TO DO>
Write out the full set of records below exactly.
[begin EXERCISE DATA]
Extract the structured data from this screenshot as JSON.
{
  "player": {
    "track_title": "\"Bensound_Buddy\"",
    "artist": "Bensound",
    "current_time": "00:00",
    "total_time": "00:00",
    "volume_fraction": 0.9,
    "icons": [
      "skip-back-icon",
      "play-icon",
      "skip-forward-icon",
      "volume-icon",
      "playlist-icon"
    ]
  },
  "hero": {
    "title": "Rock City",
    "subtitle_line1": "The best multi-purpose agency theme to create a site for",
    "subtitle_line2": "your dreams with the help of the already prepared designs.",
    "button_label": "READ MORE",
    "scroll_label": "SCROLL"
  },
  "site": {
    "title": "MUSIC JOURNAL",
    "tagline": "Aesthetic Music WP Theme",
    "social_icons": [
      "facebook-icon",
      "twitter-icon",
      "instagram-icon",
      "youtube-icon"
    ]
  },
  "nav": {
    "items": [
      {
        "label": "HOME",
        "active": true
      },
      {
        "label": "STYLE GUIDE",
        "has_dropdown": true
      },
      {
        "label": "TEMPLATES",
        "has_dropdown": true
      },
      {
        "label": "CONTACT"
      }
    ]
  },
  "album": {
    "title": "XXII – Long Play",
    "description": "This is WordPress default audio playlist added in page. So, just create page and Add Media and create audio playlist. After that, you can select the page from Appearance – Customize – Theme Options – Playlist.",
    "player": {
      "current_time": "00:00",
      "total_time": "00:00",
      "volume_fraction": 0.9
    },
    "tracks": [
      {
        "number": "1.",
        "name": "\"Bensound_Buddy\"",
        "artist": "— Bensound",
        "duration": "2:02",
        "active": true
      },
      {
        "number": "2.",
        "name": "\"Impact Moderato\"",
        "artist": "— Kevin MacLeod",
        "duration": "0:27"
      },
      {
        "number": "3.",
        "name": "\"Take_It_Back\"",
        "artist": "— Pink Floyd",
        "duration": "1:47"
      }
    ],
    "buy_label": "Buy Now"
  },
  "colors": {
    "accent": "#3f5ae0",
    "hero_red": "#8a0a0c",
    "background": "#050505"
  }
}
[end EXERCISE DATA]
RESULT FOR THIS EXERCISE>
Extract the structured data from this screenshot as JSON.
{
  "player": {
    "track_title": "\"Bensound_Buddy\"",
    "artist": "Bensound",
    "current_time": "00:00",
    "total_time": "00:00",
    "volume_fraction": 0.9,
    "icons": [
      "skip-back-icon",
      "play-icon",
      "skip-forward-icon",
      "volume-icon",
      "playlist-icon"
    ]
  },
  "hero": {
    "title": "Rock City",
    "subtitle_line1": "The best multi-purpose agency theme to create a site for",
    "subtitle_line2": "your dreams with the help of the already prepared designs.",
    "button_label": "READ MORE",
    "scroll_label": "SCROLL"
  },
  "site": {
    "title": "MUSIC JOURNAL",
    "tagline": "Aesthetic Music WP Theme",
    "social_icons": [
      "facebook-icon",
      "twitter-icon",
      "instagram-icon",
      "youtube-icon"
    ]
  },
  "nav": {
    "items": [
      {
        "label": "HOME",
        "active": true
      },
      {
        "label": "STYLE GUIDE",
        "has_dropdown": true
      },
      {
        "label": "TEMPLATES",
        "has_dropdown": true
      },
      {
        "label": "CONTACT"
      }
    ]
  },
  "album": {
    "title": "XXII – Long Play",
    "description": "This is WordPress default audio playlist added in page. So, just create page and Add Media and create audio playlist. After that, you can select the page from Appearance – Customize – Theme Options – Playlist.",
    "player": {
      "current_time": "00:00",
      "total_time": "00:00",
      "volume_fraction": 0.9
    },
    "tracks": [
      {
        "number": "1.",
        "name": "\"Bensound_Buddy\"",
        "artist": "— Bensound",
        "duration": "2:02",
        "active": true
      },
      {
        "number": "2.",
        "name": "\"Impact Moderato\"",
        "artist": "— Kevin MacLeod",
        "duration": "0:27"
      },
      {
        "number": "3.",
        "name": "\"Take_It_Back\"",
        "artist": "— Pink Floyd",
        "duration": "1:47"
      }
    ],
    "buy_label": "Buy Now"
  },
  "colors": {
    "accent": "#3f5ae0",
    "hero_red": "#8a0a0c",
    "background": "#050505"
  }
}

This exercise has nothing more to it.